Stored records:
----------

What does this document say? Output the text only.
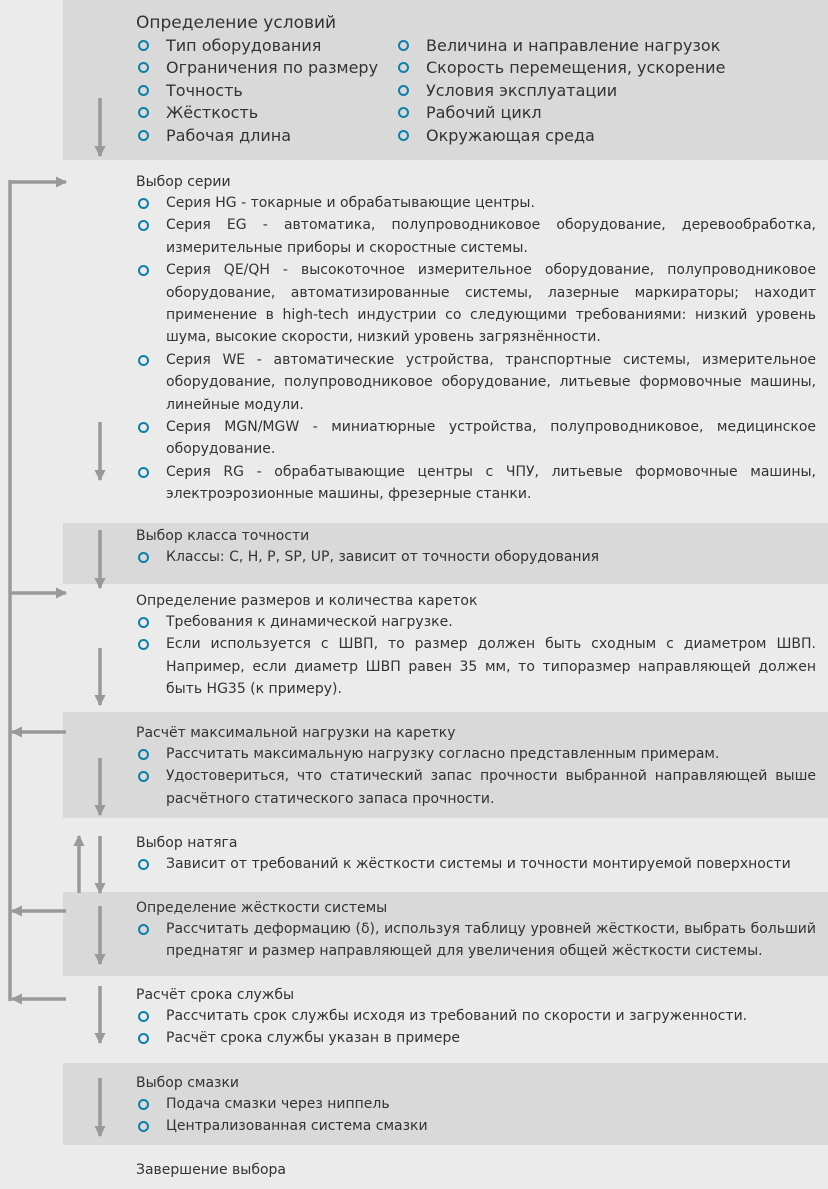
Определение условий
Тип оборудования
Ограничения по размеру
Точность
Жёсткость
Рабочая длина
Величина и направление нагрузок
Скорость перемещения, ускорение
Условия эксплуатации
Рабочий цикл
Окружающая среда
Выбор серии
Серия HG - токарные и обрабатывающие центры.
Серия EG - автоматика, полупроводниковое оборудование, деревообработка, измерительные приборы и скоростные системы.
Серия QE/QH - высокоточное измерительное оборудование, полупроводниковое оборудование, автоматизированные системы, лазерные маркираторы; находит применение в high-tech индустрии со следующими требованиями: низкий уровень шума, высокие скорости, низкий уровень загрязнённости.
Серия WE - автоматические устройства, транспортные системы, измерительное оборудование, полупроводниковое оборудование, литьевые формовочные машины, линейные модули.
Серия MGN/MGW - миниатюрные устройства, полупроводниковое, медицинское оборудование.
Серия RG - обрабатывающие центры с ЧПУ, литьевые формовочные машины, электроэрозионные машины, фрезерные станки.
Выбор класса точности
Классы: C, H, P, SP, UP, зависит от точности оборудования
Определение размеров и количества кареток
Требования к динамической нагрузке.
Если используется с ШВП, то размер должен быть сходным с диаметром ШВП. Например, если диаметр ШВП равен 35 мм, то типоразмер направляющей должен быть HG35 (к примеру).
Расчёт максимальной нагрузки на каретку
Рассчитать максимальную нагрузку согласно представленным примерам.
Удостовериться, что статический запас прочности выбранной направляющей выше расчётного статического запаса прочности.
Выбор натяга
Зависит от требований к жёсткости системы и точности монтируемой поверхности
Определение жёсткости системы
Рассчитать деформацию (δ), используя таблицу уровней жёсткости, выбрать больший преднатяг и размер направляющей для увеличения общей жёсткости системы.
Расчёт срока службы
Рассчитать срок службы исходя из требований по скорости и загруженности.
Расчёт срока службы указан в примере
Выбор смазки
Подача смазки через ниппель
Централизованная система смазки
Завершение выбора
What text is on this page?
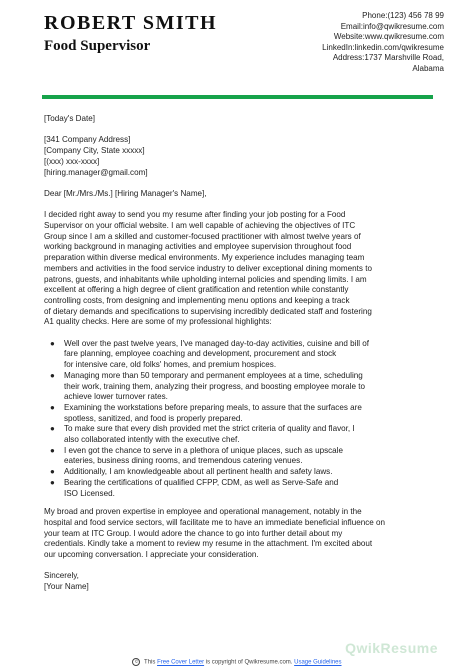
ROBERT SMITH
Food Supervisor
Phone:(123) 456 78 99
Email:info@qwikresume.com
Website:www.qwikresume.com
LinkedIn:linkedin.com/qwikresume
Address:1737 Marshville Road,
Alabama
[Today's Date]
[341 Company Address]
[Company City, State xxxxx]
[(xxx) xxx-xxxx]
[hiring.manager@gmail.com]
Dear [Mr./Mrs./Ms.] [Hiring Manager's Name],
I decided right away to send you my resume after finding your job posting for a Food
Supervisor on your official website. I am well capable of achieving the objectives of ITC
Group since I am a skilled and customer-focused practitioner with almost twelve years of
working background in managing activities and employee supervision throughout food
preparation within diverse medical environments. My experience includes managing team
members and activities in the food service industry to deliver exceptional dining moments to
patrons, guests, and inhabitants while upholding internal policies and spending limits. I am
excellent at offering a high degree of client gratification and retention while constantly
controlling costs, from designing and implementing menu options and keeping a track
of dietary demands and specifications to supervising incredibly dedicated staff and fostering
A1 quality checks. Here are some of my professional highlights:
● Well over the past twelve years, I've managed day-to-day activities, cuisine and bill of
fare planning, employee coaching and development, procurement and stock
for intensive care, old folks' homes, and premium hospices.
● Managing more than 50 temporary and permanent employees at a time, scheduling
their work, training them, analyzing their progress, and boosting employee morale to
achieve lower turnover rates.
● Examining the workstations before preparing meals, to assure that the surfaces are
spotless, sanitized, and food is properly prepared.
● To make sure that every dish provided met the strict criteria of quality and flavor, I
also collaborated intently with the executive chef.
● I even got the chance to serve in a plethora of unique places, such as upscale
eateries, business dining rooms, and tremendous catering venues.
● Additionally, I am knowledgeable about all pertinent health and safety laws.
● Bearing the certifications of qualified CFPP, CDM, as well as Serve-Safe and
ISO Licensed.
My broad and proven expertise in employee and operational management, notably in the
hospital and food service sectors, will facilitate me to have an immediate beneficial influence on
your team at ITC Group. I would adore the chance to go into further detail about my
credentials. Kindly take a moment to review my resume in the attachment. I'm excited about
our upcoming conversation. I appreciate your consideration.
Sincerely,
[Your Name]
QwikResume
© This Free Cover Letter is copyright of Qwikresume.com. Usage Guidelines
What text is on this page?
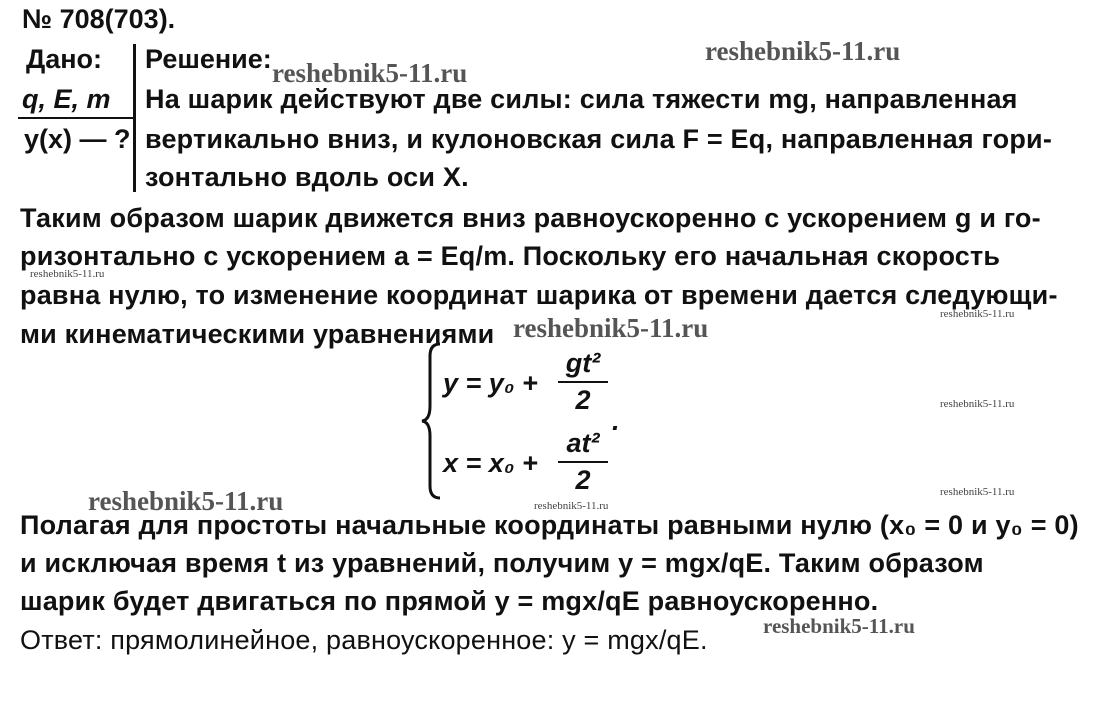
№ 708(703).
Дано:
q, E, m
y(x) — ?
Решение:
На шарик действуют две силы: сила тяжести mg, направленная
вертикально вниз, и кулоновская сила F = Eq, направленная гори-
зонтально вдоль оси X.
Таким образом шарик движется вниз равноускоренно с ускорением g и го-
ризонтально с ускорением a = Eq/m. Поскольку его начальная скорость
равна нулю, то изменение координат шарика от времени дается следующи-
ми кинематическими уравнениями
y = y₀ +
gt²
2
.
x = x₀ +
at²
2
Полагая для простоты начальные координаты равными нулю (x₀ = 0 и y₀ = 0)
и исключая время t из уравнений, получим y = mgx/qE. Таким образом
шарик будет двигаться по прямой y = mgx/qE равноускоренно.
Ответ: прямолинейное, равноускоренное: y = mgx/qE.
reshebnik5-11.ru
reshebnik5-11.ru
reshebnik5-11.ru
reshebnik5-11.ru	reshebnik5-11.ru
reshebnik5-11.ru
reshebnik5-11.ru	reshebnik5-11.ru
reshebnik5-11.ru
reshebnik5-11.ru
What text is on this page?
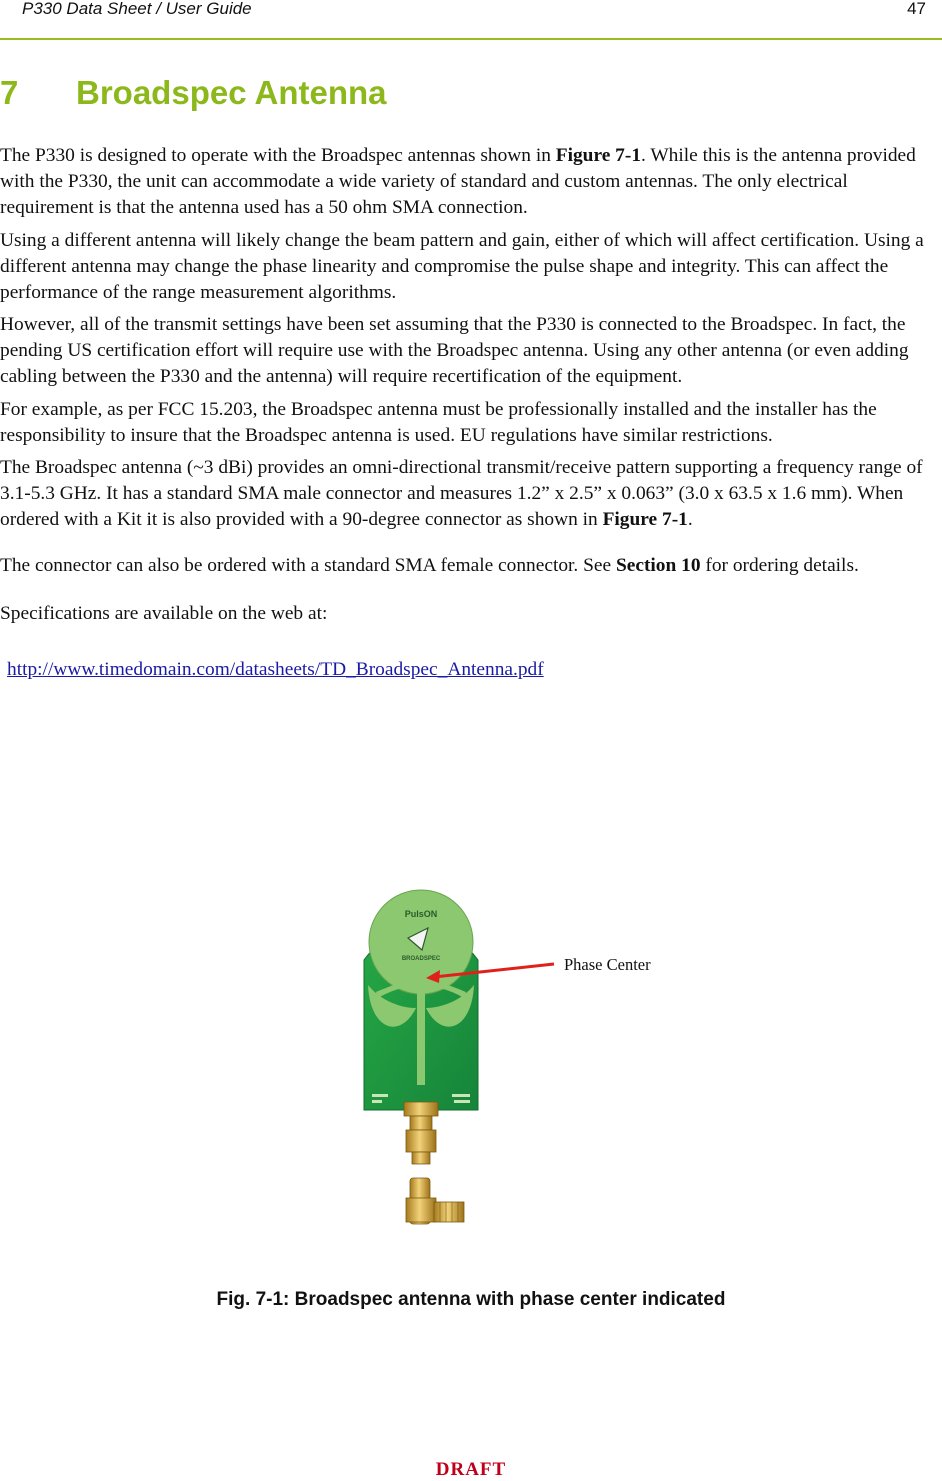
P330 Data Sheet / User Guide	47
7 Broadspec Antenna

The P330 is designed to operate with the Broadspec antennas shown in Figure 7-1. While this is the antenna provided with the P330, the unit can accommodate a wide variety of standard and custom antennas. The only electrical requirement is that the antenna used has a 50 ohm SMA connection.

Using a different antenna will likely change the beam pattern and gain, either of which will affect certification. Using a different antenna may change the phase linearity and compromise the pulse shape and integrity. This can affect the performance of the range measurement algorithms.

However, all of the transmit settings have been set assuming that the P330 is connected to the Broadspec. In fact, the pending US certification effort will require use with the Broadspec antenna. Using any other antenna (or even adding cabling between the P330 and the antenna) will require recertification of the equipment.

For example, as per FCC 15.203, the Broadspec antenna must be professionally installed and the installer has the responsibility to insure that the Broadspec antenna is used. EU regulations have similar restrictions.

The Broadspec antenna (~3 dBi) provides an omni-directional transmit/receive pattern supporting a frequency range of 3.1-5.3 GHz. It has a standard SMA male connector and measures 1.2” x 2.5” x 0.063” (3.0 x 63.5 x 1.6 mm). When ordered with a Kit it is also provided with a 90-degree connector as shown in Figure 7-1.

The connector can also be ordered with a standard SMA female connector. See Section 10 for ordering details.

Specifications are available on the web at:

http://www.timedomain.com/datasheets/TD_Broadspec_Antenna.pdf

PulsON
BROADSPEC	Phase Center
Fig. 7-1: Broadspec antenna with phase center indicated
DRAFT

----------

#### [EXERCISE DIRECTIONS]
Write out each line again precisely as it appears, skipping every picture.

#### [SOLVED EXERCISE]
What does this document say? Output the text only.
Определение условий
Тип оборудования
Ограничения по размеру
Точность
Жёсткость
Рабочая длина
Величина и направление нагрузок
Скорость перемещения, ускорение
Условия эксплуатации
Рабочий цикл
Окружающая среда
Выбор серии
Серия HG - токарные и обрабатывающие центры.
Серия EG - автоматика, полупроводниковое оборудование, деревообработка, измерительные приборы и скоростные системы.
Серия QE/QH - высокоточное измерительное оборудование, полупроводниковое оборудование, автоматизированные системы, лазерные маркираторы; находит применение в high-tech индустрии со следующими требованиями: низкий уровень шума, высокие скорости, низкий уровень загрязнённости.
Серия WE - автоматические устройства, транспортные системы, измерительное оборудование, полупроводниковое оборудование, литьевые формовочные машины, линейные модули.
Серия MGN/MGW - миниатюрные устройства, полупроводниковое, медицинское оборудование.
Серия RG - обрабатывающие центры с ЧПУ, литьевые формовочные машины, электроэрозионные машины, фрезерные станки.
Выбор класса точности
Классы: C, H, P, SP, UP, зависит от точности оборудования
Определение размеров и количества кареток
Требования к динамической нагрузке.
Если используется с ШВП, то размер должен быть сходным с диаметром ШВП. Например, если диаметр ШВП равен 35 мм, то типоразмер направляющей должен быть HG35 (к примеру).
Расчёт максимальной нагрузки на каретку
Рассчитать максимальную нагрузку согласно представленным примерам.
Удостовериться, что статический запас прочности выбранной направляющей выше расчётного статического запаса прочности.
Выбор натяга
Зависит от требований к жёсткости системы и точности монтируемой поверхности
Определение жёсткости системы
Рассчитать деформацию (δ), используя таблицу уровней жёсткости, выбрать больший преднатяг и размер направляющей для увеличения общей жёсткости системы.
Расчёт срока службы
Рассчитать срок службы исходя из требований по скорости и загруженности.
Расчёт срока службы указан в примере
Выбор смазки
Подача смазки через ниппель
Централизованная система смазки
Завершение выбора
What text is on this page?
ROBERT SMITH
Food Supervisor
Phone:(123) 456 78 99
Email:info@qwikresume.com
Website:www.qwikresume.com
LinkedIn:linkedin.com/qwikresume
Address:1737 Marshville Road,
Alabama
[Today's Date]
[341 Company Address]
[Company City, State xxxxx]
[(xxx) xxx-xxxx]
[hiring.manager@gmail.com]
Dear [Mr./Mrs./Ms.] [Hiring Manager's Name],
I decided right away to send you my resume after finding your job posting for a Food
Supervisor on your official website. I am well capable of achieving the objectives of ITC
Group since I am a skilled and customer-focused practitioner with almost twelve years of
working background in managing activities and employee supervision throughout food
preparation within diverse medical environments. My experience includes managing team
members and activities in the food service industry to deliver exceptional dining moments to
patrons, guests, and inhabitants while upholding internal policies and spending limits. I am
excellent at offering a high degree of client gratification and retention while constantly
controlling costs, from designing and implementing menu options and keeping a track
of dietary demands and specifications to supervising incredibly dedicated staff and fostering
A1 quality checks. Here are some of my professional highlights:
● Well over the past twelve years, I've managed day-to-day activities, cuisine and bill of
fare planning, employee coaching and development, procurement and stock
for intensive care, old folks' homes, and premium hospices.
● Managing more than 50 temporary and permanent employees at a time, scheduling
their work, training them, analyzing their progress, and boosting employee morale to
achieve lower turnover rates.
● Examining the workstations before preparing meals, to assure that the surfaces are
spotless, sanitized, and food is properly prepared.
● To make sure that every dish provided met the strict criteria of quality and flavor, I
also collaborated intently with the executive chef.
● I even got the chance to serve in a plethora of unique places, such as upscale
eateries, business dining rooms, and tremendous catering venues.
● Additionally, I am knowledgeable about all pertinent health and safety laws.
● Bearing the certifications of qualified CFPP, CDM, as well as Serve-Safe and
ISO Licensed.
My broad and proven expertise in employee and operational management, notably in the
hospital and food service sectors, will facilitate me to have an immediate beneficial influence on
your team at ITC Group. I would adore the chance to go into further detail about my
credentials. Kindly take a moment to review my resume in the attachment. I'm excited about
our upcoming conversation. I appreciate your consideration.
Sincerely,
[Your Name]
QwikResume
© This Free Cover Letter is copyright of Qwikresume.com. Usage Guidelines
What text is on this page?
№ 708(703).
Дано:
q, E, m
y(x) — ?
Решение:
На шарик действуют две силы: сила тяжести mg, направленная
вертикально вниз, и кулоновская сила F = Eq, направленная гори-
зонтально вдоль оси X.
Таким образом шарик движется вниз равноускоренно с ускорением g и го-
ризонтально с ускорением a = Eq/m. Поскольку его начальная скорость
равна нулю, то изменение координат шарика от времени дается следующи-
ми кинематическими уравнениями
y = y₀ +
gt²
2
.
x = x₀ +
at²
2
Полагая для простоты начальные координаты равными нулю (x₀ = 0 и y₀ = 0)
и исключая время t из уравнений, получим y = mgx/qE. Таким образом
шарик будет двигаться по прямой y = mgx/qE равноускоренно.
Ответ: прямолинейное, равноускоренное: y = mgx/qE.
reshebnik5-11.ru
reshebnik5-11.ru
reshebnik5-11.ru
reshebnik5-11.ru	reshebnik5-11.ru
reshebnik5-11.ru
reshebnik5-11.ru	reshebnik5-11.ru
reshebnik5-11.ru
reshebnik5-11.ru
What text is on this page?
P330 Data Sheet / User Guide	47
7 Broadspec Antenna

The P330 is designed to operate with the Broadspec antennas shown in Figure 7-1. While this is the antenna provided with the P330, the unit can accommodate a wide variety of standard and custom antennas. The only electrical requirement is that the antenna used has a 50 ohm SMA connection.

Using a different antenna will likely change the beam pattern and gain, either of which will affect certification. Using a different antenna may change the phase linearity and compromise the pulse shape and integrity. This can affect the performance of the range measurement algorithms.

However, all of the transmit settings have been set assuming that the P330 is connected to the Broadspec. In fact, the pending US certification effort will require use with the Broadspec antenna. Using any other antenna (or even adding cabling between the P330 and the antenna) will require recertification of the equipment.

For example, as per FCC 15.203, the Broadspec antenna must be professionally installed and the installer has the responsibility to insure that the Broadspec antenna is used. EU regulations have similar restrictions.

The Broadspec antenna (~3 dBi) provides an omni-directional transmit/receive pattern supporting a frequency range of 3.1-5.3 GHz. It has a standard SMA male connector and measures 1.2” x 2.5” x 0.063” (3.0 x 63.5 x 1.6 mm). When ordered with a Kit it is also provided with a 90-degree connector as shown in Figure 7-1.

The connector can also be ordered with a standard SMA female connector. See Section 10 for ordering details.

Specifications are available on the web at:

http://www.timedomain.com/datasheets/TD_Broadspec_Antenna.pdf

PulsON
BROADSPEC	Phase Center
Fig. 7-1: Broadspec antenna with phase center indicated
DRAFT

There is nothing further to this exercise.